──────── Okuma Metni

Mikdat ERTEM

Mikdat ERTEM

Mail: [email protected]

ADİL OLUN ! ALLAH CC ADALETLİ OLANI SEVER ...

Bizler Yeniden Refah Partisi olarak, Türkiye'de ilk defa, İstanbul Sözleşmesi ve 6284 uygulamalarının memlekette yarattığı yıkımı haykırıyorken, ne büyük bir tehlikeyle karşı karşıya olduğumuzu anlatıyorken, İÇIMIZDEN PEK ÇOĞU bizlere YALANCI dediler, İFTİRACI dediler. Bizler bu sözleşmenin homoseksüellerin ve lezbiyenlerin yasal haklarını savunduğunu ifade ettiğimizde ise, bizlere KOMPLOCU , GERİCİ YOBAZ dediler.

Öyle ya ! Milliyetçi ve Muhafazakâr bir iktidar böyle bir sözleşmeye imza atarmıydı, atmazdı elbette değil mi ?

BİZE İNANMADINIZ. BİZİ AYIPLAYIP, BIZE KIZDINIZ. Bizi hiç olmadık kişi ve kurumlarla kıyasladınız. İncinebileceğimizi ve gün olur yüz yüze gelebileceğimizi düşunmeden, saymaya ve koşulsuz taraf olmaya devam ettiniz.

Yıllarca her türlü hakarete ve her türlü aşağılamaya maruz kaldık, ama yılmadık, meydan meydan, cadde cadde ve televizyon televizyon gezinip bu rezaleti ve arkasindaki büyük tehlikeyi, anlatmayı sürdürdük. Çünkü sizlerin dahil hepimizin aileleri ve neslimizin geleceği soz konusuydu, her güçlüğe rağmen

SUSAMAZDIK VE DE SUSMADIK DA.

Hiç kimsenin hakaretine ve aşağılamasına CEVAP VERMEDİK ve HİÇ KİMSEYE DE KİN GÜTMEDİK.Gurur yapmadık, nefis yapmadık anlatmaya devam ettik.

────────────────
──────── Sağlanan Veriler

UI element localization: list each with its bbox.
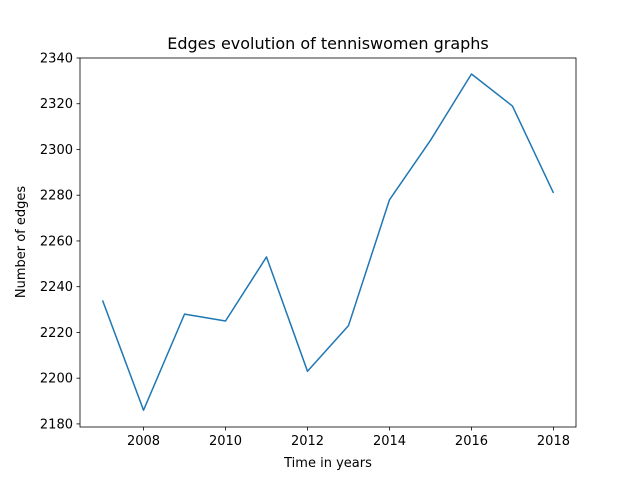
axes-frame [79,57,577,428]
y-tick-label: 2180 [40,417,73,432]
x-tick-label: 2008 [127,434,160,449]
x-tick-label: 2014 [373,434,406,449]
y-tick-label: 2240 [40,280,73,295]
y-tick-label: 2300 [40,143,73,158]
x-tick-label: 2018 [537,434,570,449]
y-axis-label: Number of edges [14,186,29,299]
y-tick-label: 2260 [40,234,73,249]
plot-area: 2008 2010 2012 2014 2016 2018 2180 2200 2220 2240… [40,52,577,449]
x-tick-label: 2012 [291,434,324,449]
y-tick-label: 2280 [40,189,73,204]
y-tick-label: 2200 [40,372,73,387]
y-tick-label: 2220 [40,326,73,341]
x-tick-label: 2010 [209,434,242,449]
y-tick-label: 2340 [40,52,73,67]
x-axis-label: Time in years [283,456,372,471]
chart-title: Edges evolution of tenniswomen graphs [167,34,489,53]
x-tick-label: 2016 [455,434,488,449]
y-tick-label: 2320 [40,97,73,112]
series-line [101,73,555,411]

────────────────
──────── Sağlanan Veriler

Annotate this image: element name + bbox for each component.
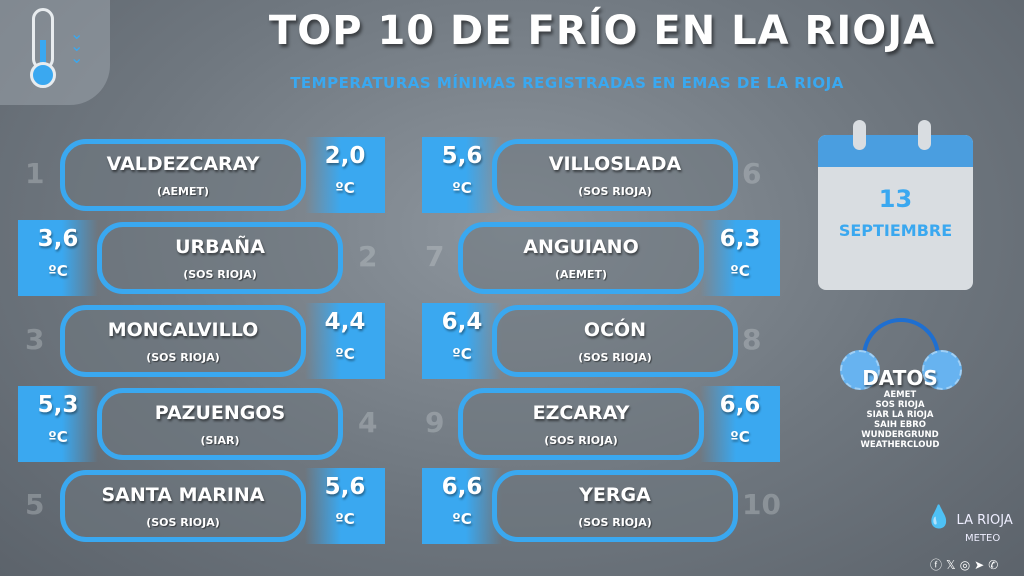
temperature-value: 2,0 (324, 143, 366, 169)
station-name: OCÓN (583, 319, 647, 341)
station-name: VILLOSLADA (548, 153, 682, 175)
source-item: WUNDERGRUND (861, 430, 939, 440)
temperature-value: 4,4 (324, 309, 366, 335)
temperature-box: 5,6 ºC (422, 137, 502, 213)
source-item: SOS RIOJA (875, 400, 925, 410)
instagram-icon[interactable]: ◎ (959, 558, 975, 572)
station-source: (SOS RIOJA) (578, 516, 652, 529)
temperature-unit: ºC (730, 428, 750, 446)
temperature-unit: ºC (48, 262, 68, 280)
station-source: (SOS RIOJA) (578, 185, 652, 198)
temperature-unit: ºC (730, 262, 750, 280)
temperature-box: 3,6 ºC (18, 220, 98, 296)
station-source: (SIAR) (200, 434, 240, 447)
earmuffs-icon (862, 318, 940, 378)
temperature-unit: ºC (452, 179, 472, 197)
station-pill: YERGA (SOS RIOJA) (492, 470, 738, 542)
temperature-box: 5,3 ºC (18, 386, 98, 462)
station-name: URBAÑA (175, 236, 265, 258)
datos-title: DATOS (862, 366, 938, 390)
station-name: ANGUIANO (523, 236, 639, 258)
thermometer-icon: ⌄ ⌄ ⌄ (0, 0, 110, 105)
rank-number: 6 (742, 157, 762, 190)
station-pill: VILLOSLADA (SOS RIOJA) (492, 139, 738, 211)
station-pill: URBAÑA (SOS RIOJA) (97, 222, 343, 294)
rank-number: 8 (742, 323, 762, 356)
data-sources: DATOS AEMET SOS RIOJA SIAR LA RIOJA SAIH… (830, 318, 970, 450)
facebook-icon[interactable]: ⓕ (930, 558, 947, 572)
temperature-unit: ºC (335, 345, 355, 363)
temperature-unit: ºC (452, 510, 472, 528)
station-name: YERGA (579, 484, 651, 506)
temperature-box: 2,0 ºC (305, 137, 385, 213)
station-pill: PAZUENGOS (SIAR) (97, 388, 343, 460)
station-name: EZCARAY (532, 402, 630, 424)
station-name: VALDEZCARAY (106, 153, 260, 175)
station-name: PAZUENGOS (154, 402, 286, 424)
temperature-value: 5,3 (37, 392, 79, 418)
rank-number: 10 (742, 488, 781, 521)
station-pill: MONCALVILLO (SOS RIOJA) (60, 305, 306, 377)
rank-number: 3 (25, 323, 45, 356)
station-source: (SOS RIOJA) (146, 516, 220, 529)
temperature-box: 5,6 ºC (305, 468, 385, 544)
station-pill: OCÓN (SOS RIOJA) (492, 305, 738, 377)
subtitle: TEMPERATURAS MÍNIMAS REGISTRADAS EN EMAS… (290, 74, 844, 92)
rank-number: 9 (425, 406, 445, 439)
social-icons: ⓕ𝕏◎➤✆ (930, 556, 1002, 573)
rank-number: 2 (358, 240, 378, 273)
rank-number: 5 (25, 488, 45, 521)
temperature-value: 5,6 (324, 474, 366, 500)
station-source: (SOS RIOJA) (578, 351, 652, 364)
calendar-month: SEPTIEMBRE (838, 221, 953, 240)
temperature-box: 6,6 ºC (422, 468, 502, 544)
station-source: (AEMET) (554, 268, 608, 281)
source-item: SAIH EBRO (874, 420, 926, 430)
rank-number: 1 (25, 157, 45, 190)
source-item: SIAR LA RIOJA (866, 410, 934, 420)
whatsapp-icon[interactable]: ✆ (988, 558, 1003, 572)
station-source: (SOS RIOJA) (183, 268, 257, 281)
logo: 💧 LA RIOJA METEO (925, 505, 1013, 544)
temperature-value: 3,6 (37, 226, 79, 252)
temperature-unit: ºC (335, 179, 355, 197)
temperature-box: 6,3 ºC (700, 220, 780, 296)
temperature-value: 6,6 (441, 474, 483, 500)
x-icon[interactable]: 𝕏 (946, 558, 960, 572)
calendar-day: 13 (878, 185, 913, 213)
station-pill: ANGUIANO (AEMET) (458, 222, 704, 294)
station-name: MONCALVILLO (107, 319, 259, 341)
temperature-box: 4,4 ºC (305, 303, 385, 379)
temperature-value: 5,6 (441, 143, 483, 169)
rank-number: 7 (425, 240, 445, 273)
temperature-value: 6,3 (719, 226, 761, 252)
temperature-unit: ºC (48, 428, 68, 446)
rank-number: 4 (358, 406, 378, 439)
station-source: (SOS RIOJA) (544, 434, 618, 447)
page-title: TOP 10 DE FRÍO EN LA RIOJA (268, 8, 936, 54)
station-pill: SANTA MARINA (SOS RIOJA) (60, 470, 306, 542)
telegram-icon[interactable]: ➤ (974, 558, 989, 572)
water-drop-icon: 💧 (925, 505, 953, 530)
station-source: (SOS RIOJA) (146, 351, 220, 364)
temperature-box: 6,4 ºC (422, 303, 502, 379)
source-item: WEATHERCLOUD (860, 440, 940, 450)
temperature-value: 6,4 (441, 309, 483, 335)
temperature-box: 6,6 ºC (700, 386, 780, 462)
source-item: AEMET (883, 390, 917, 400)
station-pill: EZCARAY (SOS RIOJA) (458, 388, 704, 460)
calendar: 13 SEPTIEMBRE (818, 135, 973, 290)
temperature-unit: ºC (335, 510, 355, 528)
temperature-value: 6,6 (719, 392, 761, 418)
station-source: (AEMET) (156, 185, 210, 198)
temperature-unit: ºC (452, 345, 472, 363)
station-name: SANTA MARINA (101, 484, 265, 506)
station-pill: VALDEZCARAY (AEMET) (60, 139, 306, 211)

────────────────
──────── Sağlanan Veriler

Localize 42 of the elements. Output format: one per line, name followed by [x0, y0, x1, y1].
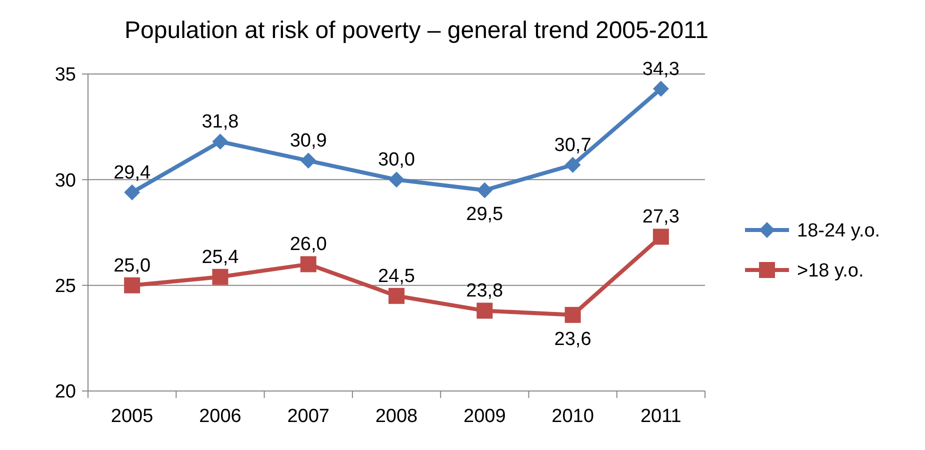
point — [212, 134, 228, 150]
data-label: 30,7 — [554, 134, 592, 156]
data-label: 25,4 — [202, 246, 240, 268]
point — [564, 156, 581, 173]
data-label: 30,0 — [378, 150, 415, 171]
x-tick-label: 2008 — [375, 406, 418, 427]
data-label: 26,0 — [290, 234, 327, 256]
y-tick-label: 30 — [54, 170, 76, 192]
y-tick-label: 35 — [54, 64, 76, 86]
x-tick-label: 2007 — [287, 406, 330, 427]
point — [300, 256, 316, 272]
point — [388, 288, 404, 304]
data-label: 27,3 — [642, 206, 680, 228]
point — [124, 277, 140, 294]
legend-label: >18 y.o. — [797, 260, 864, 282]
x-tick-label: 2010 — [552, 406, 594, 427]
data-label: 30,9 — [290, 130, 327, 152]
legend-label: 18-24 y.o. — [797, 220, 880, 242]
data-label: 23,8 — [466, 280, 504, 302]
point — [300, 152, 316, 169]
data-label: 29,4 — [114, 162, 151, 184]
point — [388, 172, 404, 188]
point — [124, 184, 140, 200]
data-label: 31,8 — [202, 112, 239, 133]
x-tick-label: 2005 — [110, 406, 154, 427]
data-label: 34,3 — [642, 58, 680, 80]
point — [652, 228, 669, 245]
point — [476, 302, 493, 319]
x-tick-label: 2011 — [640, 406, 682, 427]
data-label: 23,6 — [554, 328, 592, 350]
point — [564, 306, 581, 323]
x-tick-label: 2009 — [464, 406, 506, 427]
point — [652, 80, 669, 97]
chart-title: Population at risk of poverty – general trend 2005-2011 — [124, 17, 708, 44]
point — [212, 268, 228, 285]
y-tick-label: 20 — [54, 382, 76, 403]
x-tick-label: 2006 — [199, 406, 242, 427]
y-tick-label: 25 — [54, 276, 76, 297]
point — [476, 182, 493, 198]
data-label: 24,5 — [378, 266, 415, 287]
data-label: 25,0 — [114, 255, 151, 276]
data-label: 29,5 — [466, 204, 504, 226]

────────────────

Görevler ve Alıştırmalar:
1. İstanbul Sözleşmesi yazısında "ADİL OLUN !" ifadesinden "olmaya devam ettiniz." ifadesine kadar uzanan bölümü alıntılayın.
2. İstanbul Sözleşmesi yazısında yazar hangi partiyi temsil ettiğini söylüyor?
3. Lütfen İstanbul Sözleşmesi yazısını kaldığı yerden devam ettirin.

Yanıtlar:
1.
ADİL OLUN ! ALLAH CC ADALETLİ OLANI SEVER ...

Bizler Yeniden Refah Partisi olarak, Türkiye'de ilk defa, İstanbul Sözleşmesi ve 6284 uygulamalarının memlekette yarattığı yıkımı haykırıyorken, ne büyük bir tehlikeyle karşı karşıya olduğumuzu anlatıyorken, İÇIMIZDEN PEK ÇOĞU bizlere YALANCI dediler, İFTİRACI dediler. Bizler bu sözleşmenin homoseksüellerin ve lezbiyenlerin yasal haklarını savunduğunu ifade ettiğimizde ise, bizlere KOMPLOCU , GERİCİ YOBAZ dediler.

Öyle ya ! Milliyetçi ve Muhafazakâr bir iktidar böyle bir sözleşmeye imza atarmıydı, atmazdı elbette değil mi ?

BİZE İNANMADINIZ. BİZİ AYIPLAYIP, BIZE KIZDINIZ. Bizi hiç olmadık kişi ve kurumlarla kıyasladınız. İncinebileceğimizi ve gün olur yüz yüze gelebileceğimizi düşunmeden, saymaya ve koşulsuz taraf olmaya devam ettiniz.

2. Yeniden Refah Partisi.

3.
Zira, Efendimizin taşlanıp kanlar içinde kaldığı hüznün ve pişmanlığın adı olan Taif'i ve acısına rağmen Kutlu Nebi'nin mücadelesini aklımızdan hiç çıkarmadık. Kendimizden utandık, daha da büyük bir azimle mücadelemizi sürdürmeye devam ettik.

PEKİ SONUÇ NE OLDU ?

Mücadelemiz, kalplerde ve vicdanlarda yer buldu ve Sayın Cumhurbaşkanımız başta olmak üzere hükümet kanadında pek çok vicdanlı isim bu sözleşmenin yaşattığı yıkımı gördüler, ilerde yaşatacağı tehlikeleri farkettiler ve tam da bizim o güne kadar ifade ettiğimiz gibi, Sayın Recep Tayyip ERDOĞAN öncülüğünde İstanbul Sözleşmesini gerekçeleri ile beraber fesh ettiler. Sayın Genel Başkanımız Dr.Fatih ERBAKAN Beyefendi de, Sayın Cumhurureise bu önemli karardan dolayı da tesekkür ettiler. Buna ilaveten Ayasofya Camii konusunda bizzat acilişa giderek hükümete karardan dolayı ayrıca daha önce de destek verdiler.

NEREYE VARMAK İSTİYORUM ?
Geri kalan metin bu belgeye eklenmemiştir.